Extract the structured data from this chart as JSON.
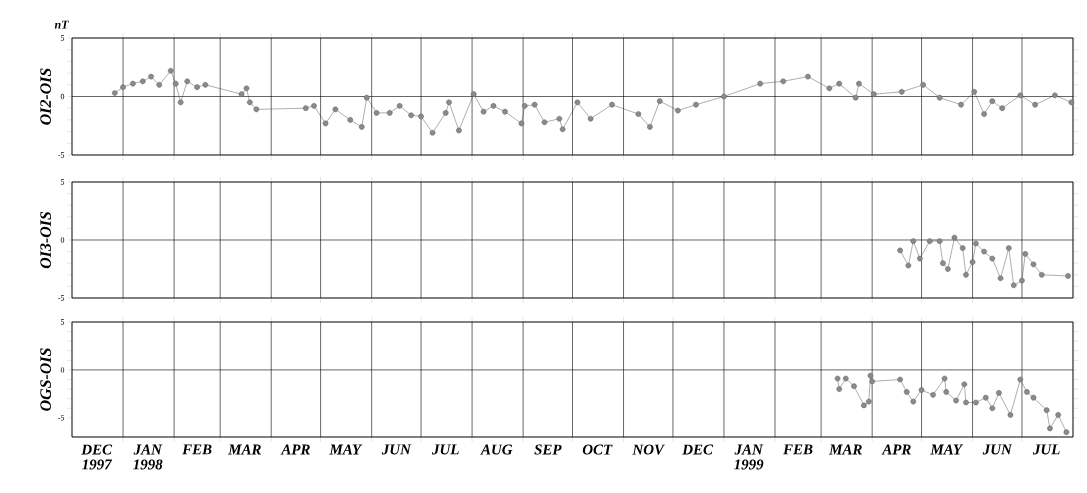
{
  "chart_data": [
    {
      "type": "line",
      "title": "nT",
      "ylabel": "OI2-OIS",
      "xlim": [
        "1997-12-01",
        "1999-08-01"
      ],
      "ylim": [
        -5,
        5
      ],
      "yticks": [
        -5,
        0,
        5
      ],
      "tick_labels": "y",
      "grid": "x",
      "marker": "circle",
      "line_style": "solid",
      "xticks": [
        {
          "value": "1998-01-01",
          "label": null
        },
        {
          "value": "1998-02-01",
          "label": null
        },
        {
          "value": "1998-03-01",
          "label": null
        },
        {
          "value": "1998-04-01",
          "label": null
        },
        {
          "value": "1998-05-01",
          "label": null
        },
        {
          "value": "1998-06-01",
          "label": null
        },
        {
          "value": "1998-07-01",
          "label": null
        },
        {
          "value": "1998-08-01",
          "label": null
        },
        {
          "value": "1998-09-01",
          "label": null
        },
        {
          "value": "1998-10-01",
          "label": null
        },
        {
          "value": "1998-11-01",
          "label": null
        },
        {
          "value": "1998-12-01",
          "label": null
        },
        {
          "value": "1999-01-01",
          "label": null
        },
        {
          "value": "1999-02-01",
          "label": null
        },
        {
          "value": "1999-03-01",
          "label": null
        },
        {
          "value": "1999-04-01",
          "label": null
        },
        {
          "value": "1999-05-01",
          "label": null
        },
        {
          "value": "1999-06-01",
          "label": null
        },
        {
          "value": "1999-07-01",
          "label": null
        }
      ],
      "ref_lines": [
        {
          "axis": "y",
          "value": 0
        }
      ],
      "series": [
        {
          "color": "#8a8a8a",
          "x": [
            "1997-12-27",
            "1998-01-01",
            "1998-01-07",
            "1998-01-13",
            "1998-01-18",
            "1998-01-23",
            "1998-01-30",
            "1998-02-02",
            "1998-02-05",
            "1998-02-09",
            "1998-02-15",
            "1998-02-20",
            "1998-03-14",
            "1998-03-17",
            "1998-03-19",
            "1998-03-23",
            "1998-04-22",
            "1998-04-27",
            "1998-05-04",
            "1998-05-10",
            "1998-05-19",
            "1998-05-26",
            "1998-05-29",
            "1998-06-04",
            "1998-06-12",
            "1998-06-18",
            "1998-06-25",
            "1998-07-01",
            "1998-07-08",
            "1998-07-16",
            "1998-07-18",
            "1998-07-24",
            "1998-08-02",
            "1998-08-08",
            "1998-08-14",
            "1998-08-21",
            "1998-08-31",
            "1998-09-02",
            "1998-09-08",
            "1998-09-14",
            "1998-09-23",
            "1998-09-25",
            "1998-10-04",
            "1998-10-12",
            "1998-10-25",
            "1998-11-10",
            "1998-11-17",
            "1998-11-23",
            "1998-12-04",
            "1998-12-15",
            "1999-01-01",
            "1999-01-23",
            "1999-02-06",
            "1999-02-21",
            "1999-03-06",
            "1999-03-12",
            "1999-03-22",
            "1999-03-24",
            "1999-04-02",
            "1999-04-19",
            "1999-05-02",
            "1999-05-12",
            "1999-05-25",
            "1999-06-02",
            "1999-06-08",
            "1999-06-13",
            "1999-06-19",
            "1999-06-30",
            "1999-07-09",
            "1999-07-21",
            "1999-07-31"
          ],
          "values": [
            0.3,
            0.8,
            1.1,
            1.3,
            1.7,
            1.0,
            2.2,
            1.1,
            -0.5,
            1.3,
            0.8,
            1.0,
            0.2,
            0.7,
            -0.5,
            -1.1,
            -1.0,
            -0.8,
            -2.3,
            -1.1,
            -2.0,
            -2.6,
            -0.1,
            -1.4,
            -1.4,
            -0.8,
            -1.6,
            -1.7,
            -3.1,
            -1.4,
            -0.5,
            -2.9,
            0.2,
            -1.3,
            -0.8,
            -1.3,
            -2.3,
            -0.8,
            -0.7,
            -2.2,
            -1.9,
            -2.8,
            -0.5,
            -1.9,
            -0.7,
            -1.5,
            -2.6,
            -0.4,
            -1.2,
            -0.7,
            0.0,
            1.1,
            1.3,
            1.7,
            0.7,
            1.1,
            -0.1,
            1.1,
            0.2,
            0.4,
            1.0,
            -0.1,
            -0.7,
            0.4,
            -1.5,
            -0.4,
            -1.0,
            0.1,
            -0.7,
            0.1,
            -0.5
          ]
        }
      ]
    },
    {
      "type": "line",
      "ylabel": "OI3-OIS",
      "xlim": [
        "1997-12-01",
        "1999-08-01"
      ],
      "ylim": [
        -5,
        5
      ],
      "yticks": [
        -5,
        0,
        5
      ],
      "tick_labels": "y",
      "grid": "x",
      "marker": "circle",
      "line_style": "solid",
      "xticks": [
        {
          "value": "1998-01-01",
          "label": null
        },
        {
          "value": "1998-02-01",
          "label": null
        },
        {
          "value": "1998-03-01",
          "label": null
        },
        {
          "value": "1998-04-01",
          "label": null
        },
        {
          "value": "1998-05-01",
          "label": null
        },
        {
          "value": "1998-06-01",
          "label": null
        },
        {
          "value": "1998-07-01",
          "label": null
        },
        {
          "value": "1998-08-01",
          "label": null
        },
        {
          "value": "1998-09-01",
          "label": null
        },
        {
          "value": "1998-10-01",
          "label": null
        },
        {
          "value": "1998-11-01",
          "label": null
        },
        {
          "value": "1998-12-01",
          "label": null
        },
        {
          "value": "1999-01-01",
          "label": null
        },
        {
          "value": "1999-02-01",
          "label": null
        },
        {
          "value": "1999-03-01",
          "label": null
        },
        {
          "value": "1999-04-01",
          "label": null
        },
        {
          "value": "1999-05-01",
          "label": null
        },
        {
          "value": "1999-06-01",
          "label": null
        },
        {
          "value": "1999-07-01",
          "label": null
        }
      ],
      "ref_lines": [
        {
          "axis": "y",
          "value": 0
        }
      ],
      "series": [
        {
          "color": "#8a8a8a",
          "x": [
            "1999-04-18",
            "1999-04-23",
            "1999-04-26",
            "1999-04-30",
            "1999-05-06",
            "1999-05-12",
            "1999-05-14",
            "1999-05-17",
            "1999-05-21",
            "1999-05-26",
            "1999-05-28",
            "1999-06-01",
            "1999-06-03",
            "1999-06-08",
            "1999-06-13",
            "1999-06-18",
            "1999-06-23",
            "1999-06-26",
            "1999-07-01",
            "1999-07-03",
            "1999-07-08",
            "1999-07-13",
            "1999-07-29"
          ],
          "values": [
            -0.9,
            -2.2,
            -0.1,
            -1.6,
            -0.1,
            -0.1,
            -2.0,
            -2.5,
            0.2,
            -0.7,
            -3.0,
            -1.9,
            -0.3,
            -1.0,
            -1.6,
            -3.3,
            -0.7,
            -3.9,
            -3.5,
            -1.2,
            -2.1,
            -3.0,
            -3.1
          ]
        }
      ]
    },
    {
      "type": "line",
      "ylabel": "OGS-OIS",
      "xlim": [
        "1997-12-01",
        "1999-08-01"
      ],
      "ylim": [
        -7,
        5
      ],
      "yticks": [
        -5,
        0,
        5
      ],
      "grid": "x",
      "marker": "circle",
      "line_style": "solid",
      "xticks": [
        {
          "value": "1998-01-01",
          "label": null
        },
        {
          "value": "1998-02-01",
          "label": null
        },
        {
          "value": "1998-03-01",
          "label": null
        },
        {
          "value": "1998-04-01",
          "label": null
        },
        {
          "value": "1998-05-01",
          "label": null
        },
        {
          "value": "1998-06-01",
          "label": null
        },
        {
          "value": "1998-07-01",
          "label": null
        },
        {
          "value": "1998-08-01",
          "label": null
        },
        {
          "value": "1998-09-01",
          "label": null
        },
        {
          "value": "1998-10-01",
          "label": null
        },
        {
          "value": "1998-11-01",
          "label": null
        },
        {
          "value": "1998-12-01",
          "label": null
        },
        {
          "value": "1999-01-01",
          "label": null
        },
        {
          "value": "1999-02-01",
          "label": null
        },
        {
          "value": "1999-03-01",
          "label": null
        },
        {
          "value": "1999-04-01",
          "label": null
        },
        {
          "value": "1999-05-01",
          "label": null
        },
        {
          "value": "1999-06-01",
          "label": null
        },
        {
          "value": "1999-07-01",
          "label": null
        },
        {
          "value": "1997-12-16",
          "label": "DEC 1997"
        },
        {
          "value": "1998-01-16",
          "label": "JAN 1998"
        },
        {
          "value": "1998-02-15",
          "label": "FEB"
        },
        {
          "value": "1998-03-16",
          "label": "MAR"
        },
        {
          "value": "1998-04-16",
          "label": "APR"
        },
        {
          "value": "1998-05-16",
          "label": "MAY"
        },
        {
          "value": "1998-06-16",
          "label": "JUN"
        },
        {
          "value": "1998-07-16",
          "label": "JUL"
        },
        {
          "value": "1998-08-16",
          "label": "AUG"
        },
        {
          "value": "1998-09-16",
          "label": "SEP"
        },
        {
          "value": "1998-10-16",
          "label": "OCT"
        },
        {
          "value": "1998-11-16",
          "label": "NOV"
        },
        {
          "value": "1998-12-16",
          "label": "DEC"
        },
        {
          "value": "1999-01-16",
          "label": "JAN 1999"
        },
        {
          "value": "1999-02-15",
          "label": "FEB"
        },
        {
          "value": "1999-03-16",
          "label": "MAR"
        },
        {
          "value": "1999-04-16",
          "label": "APR"
        },
        {
          "value": "1999-05-16",
          "label": "MAY"
        },
        {
          "value": "1999-06-16",
          "label": "JUN"
        },
        {
          "value": "1999-07-16",
          "label": "JUL"
        }
      ],
      "ref_lines": [
        {
          "axis": "y",
          "value": 0
        }
      ],
      "series": [
        {
          "color": "#8a8a8a",
          "x": [
            "1999-03-11",
            "1999-03-12",
            "1999-03-16",
            "1999-03-21",
            "1999-03-27",
            "1999-03-30",
            "1999-03-31",
            "1999-04-01",
            "1999-04-18",
            "1999-04-22",
            "1999-04-26",
            "1999-05-01",
            "1999-05-08",
            "1999-05-15",
            "1999-05-16",
            "1999-05-22",
            "1999-05-27",
            "1999-05-28",
            "1999-06-03",
            "1999-06-09",
            "1999-06-13",
            "1999-06-17",
            "1999-06-24",
            "1999-06-30",
            "1999-07-04",
            "1999-07-08",
            "1999-07-16",
            "1999-07-18",
            "1999-07-23",
            "1999-07-28"
          ],
          "values": [
            -0.9,
            -2.0,
            -0.9,
            -1.7,
            -3.7,
            -3.3,
            -0.6,
            -1.2,
            -1.0,
            -2.3,
            -3.3,
            -2.1,
            -2.6,
            -0.9,
            -2.3,
            -3.2,
            -1.5,
            -3.4,
            -3.4,
            -2.9,
            -4.0,
            -2.4,
            -4.7,
            -1.0,
            -2.3,
            -2.9,
            -4.2,
            -6.1,
            -4.7,
            -6.5
          ]
        }
      ]
    }
  ]
}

——————————

Instruction - Across the material above, how many lines include the string "ylabel"? Only the number is wanted.

Finished exercise - 3